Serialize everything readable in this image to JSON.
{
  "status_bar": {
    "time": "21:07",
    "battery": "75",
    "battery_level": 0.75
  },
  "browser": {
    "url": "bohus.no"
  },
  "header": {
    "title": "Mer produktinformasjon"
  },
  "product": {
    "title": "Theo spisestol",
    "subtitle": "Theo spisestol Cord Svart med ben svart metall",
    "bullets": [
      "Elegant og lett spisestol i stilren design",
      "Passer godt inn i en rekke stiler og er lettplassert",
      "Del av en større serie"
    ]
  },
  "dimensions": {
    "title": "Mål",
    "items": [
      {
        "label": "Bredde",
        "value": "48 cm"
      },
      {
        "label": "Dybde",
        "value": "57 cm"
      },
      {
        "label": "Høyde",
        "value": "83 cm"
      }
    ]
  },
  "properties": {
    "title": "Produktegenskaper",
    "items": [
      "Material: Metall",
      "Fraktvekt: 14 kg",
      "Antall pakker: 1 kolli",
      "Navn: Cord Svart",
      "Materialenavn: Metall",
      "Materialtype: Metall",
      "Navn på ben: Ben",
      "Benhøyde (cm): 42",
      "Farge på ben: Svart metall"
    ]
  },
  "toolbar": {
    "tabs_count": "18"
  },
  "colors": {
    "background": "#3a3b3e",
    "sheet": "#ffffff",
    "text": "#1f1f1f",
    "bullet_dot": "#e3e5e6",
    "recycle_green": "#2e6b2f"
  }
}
◆ ◆ ◆ ◆ ◆
What is expected — Each line above must be printed exactly as it appears.

Solved exercise —
Serialize everything readable in this image to JSON.
{
  "status_bar": {
    "time": "21:07",
    "battery": "75",
    "battery_level": 0.75
  },
  "browser": {
    "url": "bohus.no"
  },
  "header": {
    "title": "Mer produktinformasjon"
  },
  "product": {
    "title": "Theo spisestol",
    "subtitle": "Theo spisestol Cord Svart med ben svart metall",
    "bullets": [
      "Elegant og lett spisestol i stilren design",
      "Passer godt inn i en rekke stiler og er lettplassert",
      "Del av en større serie"
    ]
  },
  "dimensions": {
    "title": "Mål",
    "items": [
      {
        "label": "Bredde",
        "value": "48 cm"
      },
      {
        "label": "Dybde",
        "value": "57 cm"
      },
      {
        "label": "Høyde",
        "value": "83 cm"
      }
    ]
  },
  "properties": {
    "title": "Produktegenskaper",
    "items": [
      "Material: Metall",
      "Fraktvekt: 14 kg",
      "Antall pakker: 1 kolli",
      "Navn: Cord Svart",
      "Materialenavn: Metall",
      "Materialtype: Metall",
      "Navn på ben: Ben",
      "Benhøyde (cm): 42",
      "Farge på ben: Svart metall"
    ]
  },
  "toolbar": {
    "tabs_count": "18"
  },
  "colors": {
    "background": "#3a3b3e",
    "sheet": "#ffffff",
    "text": "#1f1f1f",
    "bullet_dot": "#e3e5e6",
    "recycle_green": "#2e6b2f"
  }
}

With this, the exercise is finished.